> Task instructions
Find each line containing the string "maxsus" and return it.

Stored records:

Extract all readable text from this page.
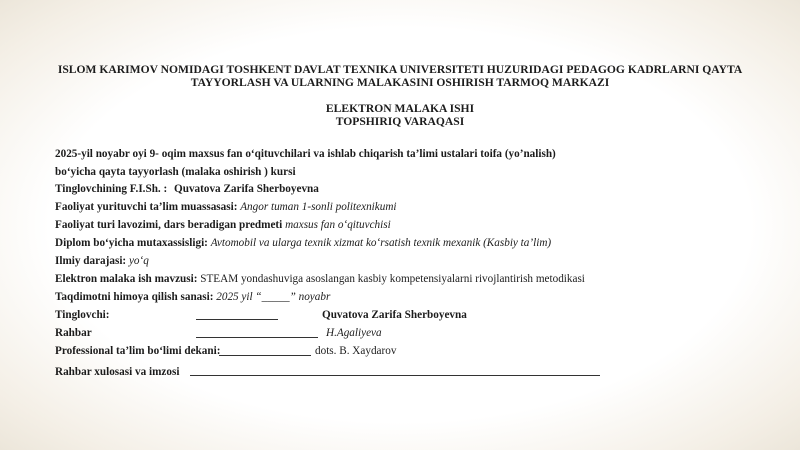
ISLOM KARIMOV NOMIDAGI TOSHKENT DAVLAT TEXNIKA UNIVERSITETI HUZURIDAGI PEDAGOG KADRLARNI QAYTA
TAYYORLASH VA ULARNING MALAKASINI OSHIRISH TARMOQ MARKAZI
ELEKTRON MALAKA ISHI
TOPSHIRIQ VARAQASI
2025-yil noyabr oyi 9- oqim maxsus fan o‘qituvchilari va ishlab chiqarish ta’limi ustalari toifa (yo’nalish)
bo‘yicha qayta tayyorlash (malaka oshirish ) kursi
Tinglovchining F.I.Sh. : Quvatova Zarifa Sherboyevna
Faoliyat yurituvchi ta’lim muassasasi: Angor tuman 1-sonli politexnikumi
Faoliyat turi lavozimi, dars beradigan predmeti maxsus fan o‘qituvchisi
Diplom bo‘yicha mutaxassisligi: Avtomobil va ularga texnik xizmat ko‘rsatish texnik mexanik (Kasbiy ta’lim)
Ilmiy darajasi: yo‘q
Elektron malaka ish mavzusi: STEAM yondashuviga asoslangan kasbiy kompetensiyalarni rivojlantirish metodikasi
Taqdimotni himoya qilish sanasi: 2025 yil “_____” noyabr
Tinglovchi:	Quvatova Zarifa Sherboyevna
Rahbar	H.Agaliyeva
Professional ta’lim bo‘limi dekani:	dots. B. Xaydarov
Rahbar xulosasi va imzosi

> Finished exercise
2025-yil noyabr oyi 9- oqim maxsus fan o‘qituvchilari va ishlab chiqarish ta’limi ustalari toifa (yo’nalish)
Faoliyat turi lavozimi, dars beradigan predmeti maxsus fan o‘qituvchisi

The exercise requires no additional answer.